__Data for the task__.

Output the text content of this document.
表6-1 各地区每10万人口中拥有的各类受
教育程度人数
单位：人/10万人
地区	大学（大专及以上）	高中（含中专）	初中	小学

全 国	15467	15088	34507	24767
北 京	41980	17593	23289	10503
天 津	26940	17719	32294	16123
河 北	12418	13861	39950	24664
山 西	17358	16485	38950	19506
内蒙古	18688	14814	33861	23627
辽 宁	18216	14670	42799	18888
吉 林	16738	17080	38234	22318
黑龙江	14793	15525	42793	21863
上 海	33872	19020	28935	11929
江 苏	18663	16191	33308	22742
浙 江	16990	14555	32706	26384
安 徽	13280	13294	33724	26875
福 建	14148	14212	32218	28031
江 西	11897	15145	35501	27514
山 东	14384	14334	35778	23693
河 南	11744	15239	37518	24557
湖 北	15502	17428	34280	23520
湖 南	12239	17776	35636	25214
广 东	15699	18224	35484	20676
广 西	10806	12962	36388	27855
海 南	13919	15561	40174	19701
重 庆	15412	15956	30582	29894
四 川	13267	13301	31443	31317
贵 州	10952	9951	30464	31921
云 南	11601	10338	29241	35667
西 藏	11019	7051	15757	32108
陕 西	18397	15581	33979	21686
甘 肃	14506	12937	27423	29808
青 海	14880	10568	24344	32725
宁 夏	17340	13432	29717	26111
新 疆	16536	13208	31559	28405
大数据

__The exercise__.
The listing above should be transcribed in full, exactly as written.

__Response__.
Output the text content of this document.
表6-1 各地区每10万人口中拥有的各类受
教育程度人数
单位：人/10万人
地区	大学（大专及以上）	高中（含中专）	初中	小学

全 国	15467	15088	34507	24767
北 京	41980	17593	23289	10503
天 津	26940	17719	32294	16123
河 北	12418	13861	39950	24664
山 西	17358	16485	38950	19506
内蒙古	18688	14814	33861	23627
辽 宁	18216	14670	42799	18888
吉 林	16738	17080	38234	22318
黑龙江	14793	15525	42793	21863
上 海	33872	19020	28935	11929
江 苏	18663	16191	33308	22742
浙 江	16990	14555	32706	26384
安 徽	13280	13294	33724	26875
福 建	14148	14212	32218	28031
江 西	11897	15145	35501	27514
山 东	14384	14334	35778	23693
河 南	11744	15239	37518	24557
湖 北	15502	17428	34280	23520
湖 南	12239	17776	35636	25214
广 东	15699	18224	35484	20676
广 西	10806	12962	36388	27855
海 南	13919	15561	40174	19701
重 庆	15412	15956	30582	29894
四 川	13267	13301	31443	31317
贵 州	10952	9951	30464	31921
云 南	11601	10338	29241	35667
西 藏	11019	7051	15757	32108
陕 西	18397	15581	33979	21686
甘 肃	14506	12937	27423	29808
青 海	14880	10568	24344	32725
宁 夏	17340	13432	29717	26111
新 疆	16536	13208	31559	28405
大数据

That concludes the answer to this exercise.